____ Dataset content

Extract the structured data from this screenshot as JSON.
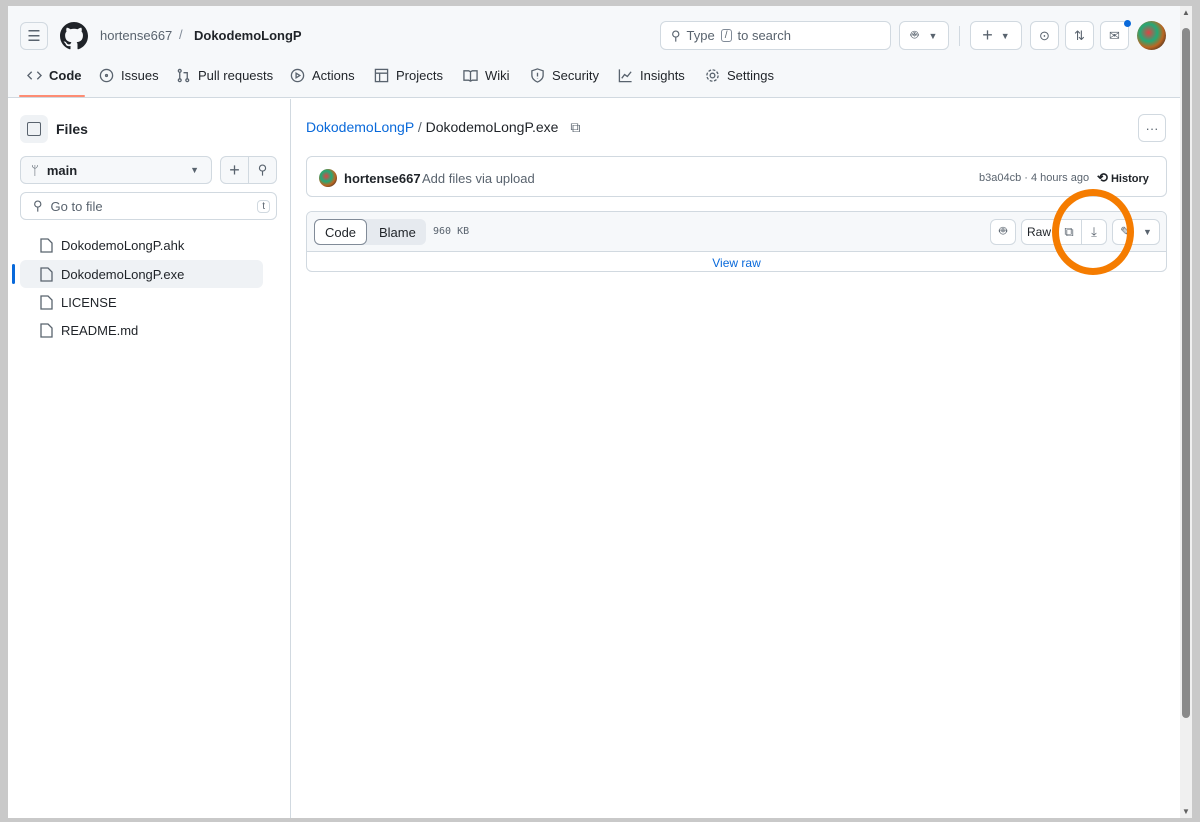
{
  "header": {
    "owner": "hortense667",
    "separator": "/",
    "repo": "DokodemoLongP",
    "search_prefix": "Type",
    "search_key": "/",
    "search_suffix": "to search"
  },
  "tabs": [
    {
      "label": "Code",
      "icon": "code-icon"
    },
    {
      "label": "Issues",
      "icon": "issue-icon"
    },
    {
      "label": "Pull requests",
      "icon": "pull-request-icon"
    },
    {
      "label": "Actions",
      "icon": "play-icon"
    },
    {
      "label": "Projects",
      "icon": "table-icon"
    },
    {
      "label": "Wiki",
      "icon": "book-icon"
    },
    {
      "label": "Security",
      "icon": "shield-icon"
    },
    {
      "label": "Insights",
      "icon": "graph-icon"
    },
    {
      "label": "Settings",
      "icon": "gear-icon"
    }
  ],
  "sidebar": {
    "title": "Files",
    "branch": "main",
    "go_to_file": "Go to file",
    "shortcut": "t",
    "files": [
      "DokodemoLongP.ahk",
      "DokodemoLongP.exe",
      "LICENSE",
      "README.md"
    ]
  },
  "content": {
    "breadcrumb_repo": "DokodemoLongP",
    "breadcrumb_sep": "/",
    "breadcrumb_file": "DokodemoLongP.exe",
    "commit_author": "hortense667",
    "commit_message": "Add files via upload",
    "commit_meta": "b3a04cb · 4 hours ago",
    "history": "History",
    "code_tab": "Code",
    "blame_tab": "Blame",
    "file_size": "960 KB",
    "raw": "Raw",
    "view_raw": "View raw"
  },
  "colors": {
    "accent": "#0969da",
    "highlight": "#f57c00",
    "active_tab": "#fd8c73"
  }
}
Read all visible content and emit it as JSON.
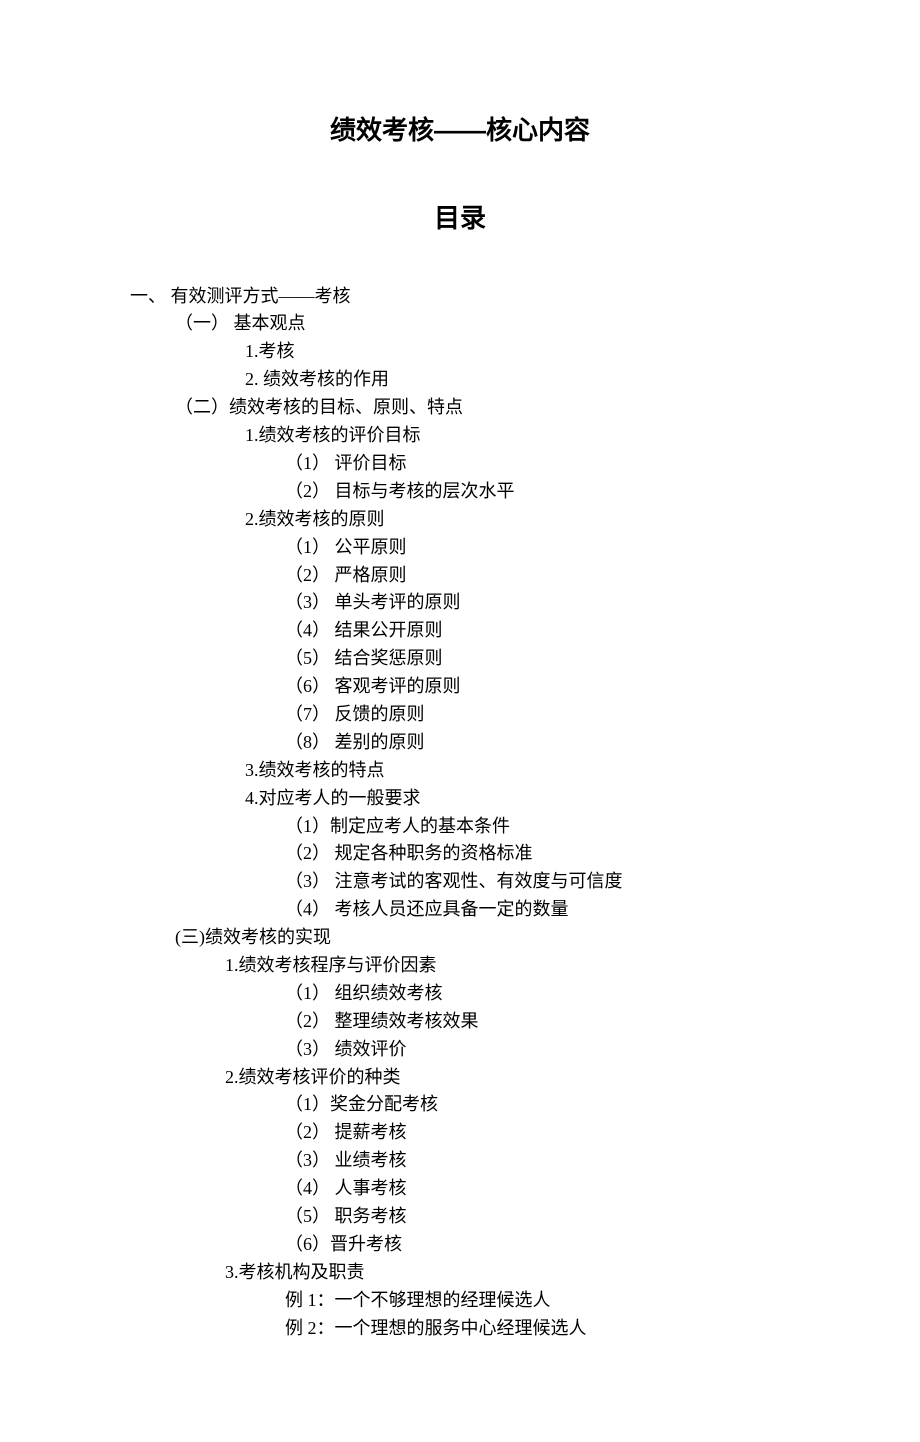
{
  "title": "绩效考核——核心内容",
  "tocTitle": "目录",
  "lines": [
    {
      "cls": "lvl1",
      "text": "一、 有效测评方式——考核"
    },
    {
      "cls": "lvl2",
      "text": "（一） 基本观点"
    },
    {
      "cls": "lvl3",
      "text": "1.考核"
    },
    {
      "cls": "lvl3",
      "text": "2. 绩效考核的作用"
    },
    {
      "cls": "lvl2",
      "text": "（二）绩效考核的目标、原则、特点"
    },
    {
      "cls": "lvl3",
      "text": "1.绩效考核的评价目标"
    },
    {
      "cls": "lvl4",
      "text": "（1） 评价目标"
    },
    {
      "cls": "lvl4",
      "text": "（2） 目标与考核的层次水平"
    },
    {
      "cls": "lvl3",
      "text": "2.绩效考核的原则"
    },
    {
      "cls": "lvl4",
      "text": "（1） 公平原则"
    },
    {
      "cls": "lvl4",
      "text": "（2） 严格原则"
    },
    {
      "cls": "lvl4",
      "text": "（3） 单头考评的原则"
    },
    {
      "cls": "lvl4",
      "text": "（4） 结果公开原则"
    },
    {
      "cls": "lvl4",
      "text": "（5） 结合奖惩原则"
    },
    {
      "cls": "lvl4",
      "text": "（6） 客观考评的原则"
    },
    {
      "cls": "lvl4",
      "text": "（7） 反馈的原则"
    },
    {
      "cls": "lvl4",
      "text": "（8） 差别的原则"
    },
    {
      "cls": "lvl3",
      "text": "3.绩效考核的特点"
    },
    {
      "cls": "lvl3",
      "text": "4.对应考人的一般要求"
    },
    {
      "cls": "lvl4",
      "text": "（1）制定应考人的基本条件"
    },
    {
      "cls": "lvl4",
      "text": "（2） 规定各种职务的资格标准"
    },
    {
      "cls": "lvl4",
      "text": "（3） 注意考试的客观性、有效度与可信度"
    },
    {
      "cls": "lvl4",
      "text": "（4） 考核人员还应具备一定的数量"
    },
    {
      "cls": "lvl2",
      "text": "(三)绩效考核的实现"
    },
    {
      "cls": "lvl3b",
      "text": "1.绩效考核程序与评价因素"
    },
    {
      "cls": "lvl4",
      "text": "（1） 组织绩效考核"
    },
    {
      "cls": "lvl4",
      "text": "（2） 整理绩效考核效果"
    },
    {
      "cls": "lvl4",
      "text": "（3） 绩效评价"
    },
    {
      "cls": "lvl3b",
      "text": "2.绩效考核评价的种类"
    },
    {
      "cls": "lvl4",
      "text": "（1）奖金分配考核"
    },
    {
      "cls": "lvl4",
      "text": "（2） 提薪考核"
    },
    {
      "cls": "lvl4",
      "text": "（3） 业绩考核"
    },
    {
      "cls": "lvl4",
      "text": "（4） 人事考核"
    },
    {
      "cls": "lvl4",
      "text": "（5） 职务考核"
    },
    {
      "cls": "lvl4",
      "text": "（6）晋升考核"
    },
    {
      "cls": "lvl3b",
      "text": "3.考核机构及职责"
    },
    {
      "cls": "lvl4",
      "text": "例 1：一个不够理想的经理候选人"
    },
    {
      "cls": "lvl4",
      "text": "例 2：一个理想的服务中心经理候选人"
    }
  ]
}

________

Repeat the records above exactly, omitting every picture.

Extract the structured data from this screenshot as JSON.
{
  "header": {
    "owner": "hortense667",
    "separator": "/",
    "repo": "DokodemoLongP",
    "search_prefix": "Type",
    "search_key": "/",
    "search_suffix": "to search"
  },
  "tabs": [
    {
      "label": "Code",
      "icon": "code-icon"
    },
    {
      "label": "Issues",
      "icon": "issue-icon"
    },
    {
      "label": "Pull requests",
      "icon": "pull-request-icon"
    },
    {
      "label": "Actions",
      "icon": "play-icon"
    },
    {
      "label": "Projects",
      "icon": "table-icon"
    },
    {
      "label": "Wiki",
      "icon": "book-icon"
    },
    {
      "label": "Security",
      "icon": "shield-icon"
    },
    {
      "label": "Insights",
      "icon": "graph-icon"
    },
    {
      "label": "Settings",
      "icon": "gear-icon"
    }
  ],
  "sidebar": {
    "title": "Files",
    "branch": "main",
    "go_to_file": "Go to file",
    "shortcut": "t",
    "files": [
      "DokodemoLongP.ahk",
      "DokodemoLongP.exe",
      "LICENSE",
      "README.md"
    ]
  },
  "content": {
    "breadcrumb_repo": "DokodemoLongP",
    "breadcrumb_sep": "/",
    "breadcrumb_file": "DokodemoLongP.exe",
    "commit_author": "hortense667",
    "commit_message": "Add files via upload",
    "commit_meta": "b3a04cb · 4 hours ago",
    "history": "History",
    "code_tab": "Code",
    "blame_tab": "Blame",
    "file_size": "960 KB",
    "raw": "Raw",
    "view_raw": "View raw"
  },
  "colors": {
    "accent": "#0969da",
    "highlight": "#f57c00",
    "active_tab": "#fd8c73"
  }
}
Read all visible content and emit it as JSON.
{
  "title": "绩效考核——核心内容",
  "tocTitle": "目录",
  "lines": [
    {
      "cls": "lvl1",
      "text": "一、 有效测评方式——考核"
    },
    {
      "cls": "lvl2",
      "text": "（一） 基本观点"
    },
    {
      "cls": "lvl3",
      "text": "1.考核"
    },
    {
      "cls": "lvl3",
      "text": "2. 绩效考核的作用"
    },
    {
      "cls": "lvl2",
      "text": "（二）绩效考核的目标、原则、特点"
    },
    {
      "cls": "lvl3",
      "text": "1.绩效考核的评价目标"
    },
    {
      "cls": "lvl4",
      "text": "（1） 评价目标"
    },
    {
      "cls": "lvl4",
      "text": "（2） 目标与考核的层次水平"
    },
    {
      "cls": "lvl3",
      "text": "2.绩效考核的原则"
    },
    {
      "cls": "lvl4",
      "text": "（1） 公平原则"
    },
    {
      "cls": "lvl4",
      "text": "（2） 严格原则"
    },
    {
      "cls": "lvl4",
      "text": "（3） 单头考评的原则"
    },
    {
      "cls": "lvl4",
      "text": "（4） 结果公开原则"
    },
    {
      "cls": "lvl4",
      "text": "（5） 结合奖惩原则"
    },
    {
      "cls": "lvl4",
      "text": "（6） 客观考评的原则"
    },
    {
      "cls": "lvl4",
      "text": "（7） 反馈的原则"
    },
    {
      "cls": "lvl4",
      "text": "（8） 差别的原则"
    },
    {
      "cls": "lvl3",
      "text": "3.绩效考核的特点"
    },
    {
      "cls": "lvl3",
      "text": "4.对应考人的一般要求"
    },
    {
      "cls": "lvl4",
      "text": "（1）制定应考人的基本条件"
    },
    {
      "cls": "lvl4",
      "text": "（2） 规定各种职务的资格标准"
    },
    {
      "cls": "lvl4",
      "text": "（3） 注意考试的客观性、有效度与可信度"
    },
    {
      "cls": "lvl4",
      "text": "（4） 考核人员还应具备一定的数量"
    },
    {
      "cls": "lvl2",
      "text": "(三)绩效考核的实现"
    },
    {
      "cls": "lvl3b",
      "text": "1.绩效考核程序与评价因素"
    },
    {
      "cls": "lvl4",
      "text": "（1） 组织绩效考核"
    },
    {
      "cls": "lvl4",
      "text": "（2） 整理绩效考核效果"
    },
    {
      "cls": "lvl4",
      "text": "（3） 绩效评价"
    },
    {
      "cls": "lvl3b",
      "text": "2.绩效考核评价的种类"
    },
    {
      "cls": "lvl4",
      "text": "（1）奖金分配考核"
    },
    {
      "cls": "lvl4",
      "text": "（2） 提薪考核"
    },
    {
      "cls": "lvl4",
      "text": "（3） 业绩考核"
    },
    {
      "cls": "lvl4",
      "text": "（4） 人事考核"
    },
    {
      "cls": "lvl4",
      "text": "（5） 职务考核"
    },
    {
      "cls": "lvl4",
      "text": "（6）晋升考核"
    },
    {
      "cls": "lvl3b",
      "text": "3.考核机构及职责"
    },
    {
      "cls": "lvl4",
      "text": "例 1：一个不够理想的经理候选人"
    },
    {
      "cls": "lvl4",
      "text": "例 2：一个理想的服务中心经理候选人"
    }
  ]
}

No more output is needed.